* **Work to do**: In the material below, identify each line bearing the word "Periodization". Reproduce those lines.

* **The records**:
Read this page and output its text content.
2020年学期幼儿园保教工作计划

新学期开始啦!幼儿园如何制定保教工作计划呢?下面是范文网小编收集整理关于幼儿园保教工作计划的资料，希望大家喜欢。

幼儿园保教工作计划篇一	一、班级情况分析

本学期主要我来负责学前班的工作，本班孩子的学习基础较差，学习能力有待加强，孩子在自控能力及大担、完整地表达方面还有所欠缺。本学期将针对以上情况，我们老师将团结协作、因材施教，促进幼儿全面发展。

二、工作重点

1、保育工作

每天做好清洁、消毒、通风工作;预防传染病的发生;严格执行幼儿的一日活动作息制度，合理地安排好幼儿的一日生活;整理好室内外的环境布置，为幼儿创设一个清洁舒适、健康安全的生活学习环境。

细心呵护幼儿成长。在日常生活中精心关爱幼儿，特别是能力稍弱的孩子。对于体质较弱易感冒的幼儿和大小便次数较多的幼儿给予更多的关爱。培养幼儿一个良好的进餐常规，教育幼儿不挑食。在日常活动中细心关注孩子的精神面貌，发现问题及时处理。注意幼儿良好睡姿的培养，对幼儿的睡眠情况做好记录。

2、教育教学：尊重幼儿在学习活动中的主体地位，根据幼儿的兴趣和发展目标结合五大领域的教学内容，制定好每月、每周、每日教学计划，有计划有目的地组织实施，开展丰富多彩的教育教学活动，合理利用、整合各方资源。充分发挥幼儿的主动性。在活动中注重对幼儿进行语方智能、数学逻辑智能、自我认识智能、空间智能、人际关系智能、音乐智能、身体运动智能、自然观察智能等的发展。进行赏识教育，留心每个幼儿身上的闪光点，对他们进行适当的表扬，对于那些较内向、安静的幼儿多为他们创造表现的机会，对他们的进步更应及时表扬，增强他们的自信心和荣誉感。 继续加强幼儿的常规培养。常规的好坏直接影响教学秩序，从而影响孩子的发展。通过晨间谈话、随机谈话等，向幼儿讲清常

--

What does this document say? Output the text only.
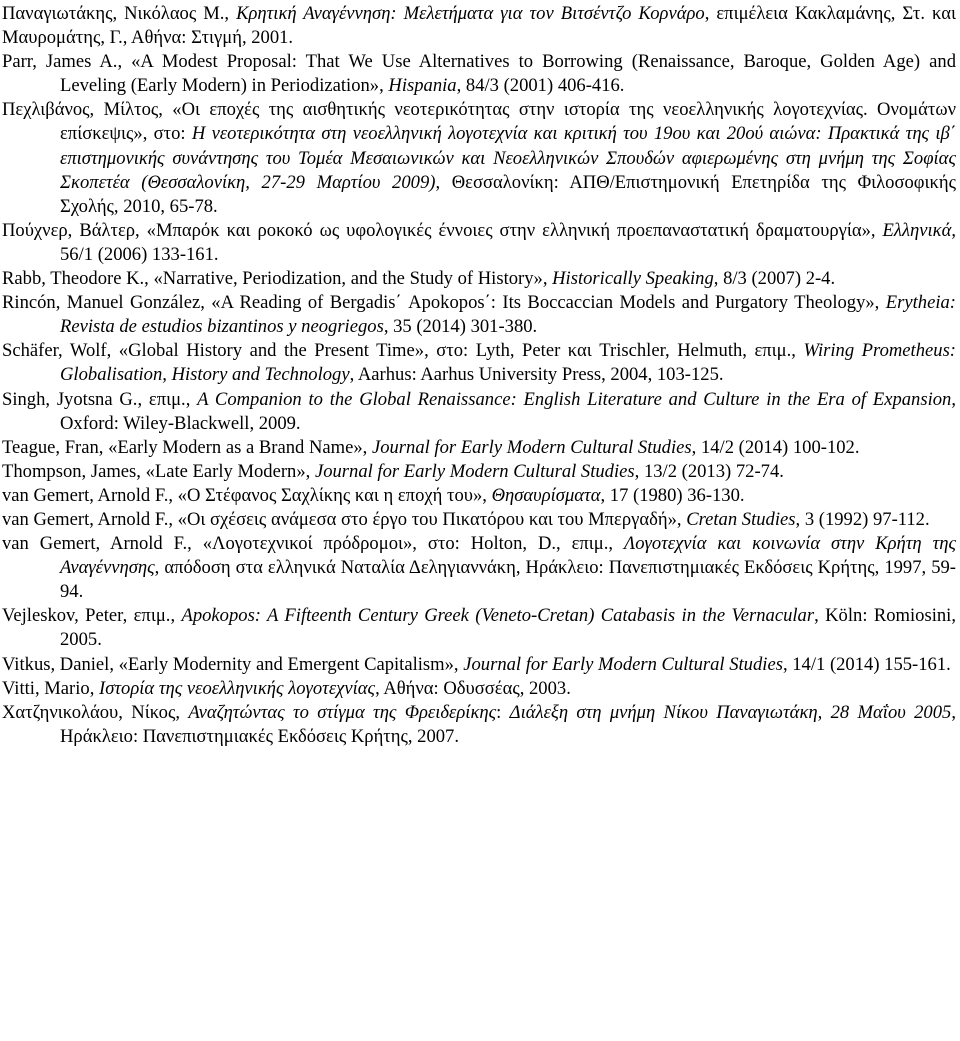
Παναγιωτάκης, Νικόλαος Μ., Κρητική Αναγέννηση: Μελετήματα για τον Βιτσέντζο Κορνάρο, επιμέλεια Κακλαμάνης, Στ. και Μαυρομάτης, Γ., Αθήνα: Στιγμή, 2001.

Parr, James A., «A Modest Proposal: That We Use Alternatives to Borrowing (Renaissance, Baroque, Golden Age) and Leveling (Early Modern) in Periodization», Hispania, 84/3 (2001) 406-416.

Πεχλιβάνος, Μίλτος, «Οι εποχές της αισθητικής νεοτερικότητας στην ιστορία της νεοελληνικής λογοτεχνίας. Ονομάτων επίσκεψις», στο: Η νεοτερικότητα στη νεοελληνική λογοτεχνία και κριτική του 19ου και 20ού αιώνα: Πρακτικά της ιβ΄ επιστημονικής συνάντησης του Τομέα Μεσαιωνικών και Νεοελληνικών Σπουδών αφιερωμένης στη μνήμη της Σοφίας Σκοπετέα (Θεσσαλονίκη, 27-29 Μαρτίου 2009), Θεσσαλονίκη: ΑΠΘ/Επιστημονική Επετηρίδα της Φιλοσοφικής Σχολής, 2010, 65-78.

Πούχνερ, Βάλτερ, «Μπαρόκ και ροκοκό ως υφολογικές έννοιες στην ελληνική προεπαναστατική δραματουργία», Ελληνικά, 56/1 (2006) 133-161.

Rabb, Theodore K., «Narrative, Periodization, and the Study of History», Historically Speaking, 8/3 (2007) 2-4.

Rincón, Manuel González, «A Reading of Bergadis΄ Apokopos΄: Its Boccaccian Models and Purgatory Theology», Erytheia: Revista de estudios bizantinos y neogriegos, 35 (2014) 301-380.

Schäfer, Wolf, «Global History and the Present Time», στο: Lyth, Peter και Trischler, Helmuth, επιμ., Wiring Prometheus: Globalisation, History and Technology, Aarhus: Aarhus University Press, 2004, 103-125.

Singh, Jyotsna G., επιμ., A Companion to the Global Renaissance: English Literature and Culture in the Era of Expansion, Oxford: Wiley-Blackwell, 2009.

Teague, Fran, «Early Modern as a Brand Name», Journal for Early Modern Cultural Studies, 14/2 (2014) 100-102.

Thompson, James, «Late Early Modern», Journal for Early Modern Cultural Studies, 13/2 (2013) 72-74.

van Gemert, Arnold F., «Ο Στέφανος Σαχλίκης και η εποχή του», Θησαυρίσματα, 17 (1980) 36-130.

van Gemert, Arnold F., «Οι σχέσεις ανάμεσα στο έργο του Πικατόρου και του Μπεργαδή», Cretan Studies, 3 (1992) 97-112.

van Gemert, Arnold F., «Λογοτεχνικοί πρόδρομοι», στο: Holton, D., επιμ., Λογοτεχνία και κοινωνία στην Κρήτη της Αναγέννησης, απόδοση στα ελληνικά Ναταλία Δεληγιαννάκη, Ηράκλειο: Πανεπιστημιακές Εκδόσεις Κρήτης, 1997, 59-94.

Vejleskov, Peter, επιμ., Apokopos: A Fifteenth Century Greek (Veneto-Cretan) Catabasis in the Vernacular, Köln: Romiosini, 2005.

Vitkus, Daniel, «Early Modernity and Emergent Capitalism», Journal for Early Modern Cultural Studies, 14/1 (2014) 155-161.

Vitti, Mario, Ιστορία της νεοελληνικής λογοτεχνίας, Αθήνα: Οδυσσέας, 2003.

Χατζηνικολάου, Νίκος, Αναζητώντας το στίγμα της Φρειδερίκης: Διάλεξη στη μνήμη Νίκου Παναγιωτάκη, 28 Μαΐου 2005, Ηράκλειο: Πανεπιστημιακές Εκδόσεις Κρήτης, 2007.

==

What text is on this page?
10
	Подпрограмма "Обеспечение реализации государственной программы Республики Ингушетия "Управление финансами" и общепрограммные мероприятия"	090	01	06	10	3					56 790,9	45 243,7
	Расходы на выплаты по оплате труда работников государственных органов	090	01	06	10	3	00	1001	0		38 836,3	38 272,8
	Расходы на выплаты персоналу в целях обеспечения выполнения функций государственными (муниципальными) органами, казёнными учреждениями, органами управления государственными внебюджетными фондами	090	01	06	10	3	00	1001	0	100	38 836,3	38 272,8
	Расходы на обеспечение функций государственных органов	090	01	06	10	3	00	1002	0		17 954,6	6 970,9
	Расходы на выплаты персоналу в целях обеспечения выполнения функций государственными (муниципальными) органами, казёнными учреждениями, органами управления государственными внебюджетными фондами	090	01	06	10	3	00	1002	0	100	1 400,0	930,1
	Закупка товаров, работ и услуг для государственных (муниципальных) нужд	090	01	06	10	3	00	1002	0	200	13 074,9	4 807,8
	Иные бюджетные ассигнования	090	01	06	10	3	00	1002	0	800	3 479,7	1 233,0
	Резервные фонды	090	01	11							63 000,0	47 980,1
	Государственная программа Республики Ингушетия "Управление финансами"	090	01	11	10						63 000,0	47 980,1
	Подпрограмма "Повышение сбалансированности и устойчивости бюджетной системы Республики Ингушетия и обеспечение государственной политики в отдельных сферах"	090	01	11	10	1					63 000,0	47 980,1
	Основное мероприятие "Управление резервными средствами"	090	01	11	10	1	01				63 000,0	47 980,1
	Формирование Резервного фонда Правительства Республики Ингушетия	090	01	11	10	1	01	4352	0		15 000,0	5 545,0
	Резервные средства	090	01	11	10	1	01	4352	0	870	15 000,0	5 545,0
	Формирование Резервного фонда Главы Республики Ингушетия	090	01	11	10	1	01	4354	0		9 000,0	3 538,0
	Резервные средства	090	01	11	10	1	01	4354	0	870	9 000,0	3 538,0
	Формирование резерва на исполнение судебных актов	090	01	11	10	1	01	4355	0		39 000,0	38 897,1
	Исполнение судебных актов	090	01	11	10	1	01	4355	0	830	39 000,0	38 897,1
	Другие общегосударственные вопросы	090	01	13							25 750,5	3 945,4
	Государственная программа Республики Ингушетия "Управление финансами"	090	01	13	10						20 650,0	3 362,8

* **Written solution**:
Parr, James A., «A Modest Proposal: That We Use Alternatives to Borrowing (Renaissance, Baroque, Golden Age) and Leveling (Early Modern) in Periodization», Hispania, 84/3 (2001) 406-416.
Rabb, Theodore K., «Narrative, Periodization, and the Study of History», Historically Speaking, 8/3 (2007) 2-4.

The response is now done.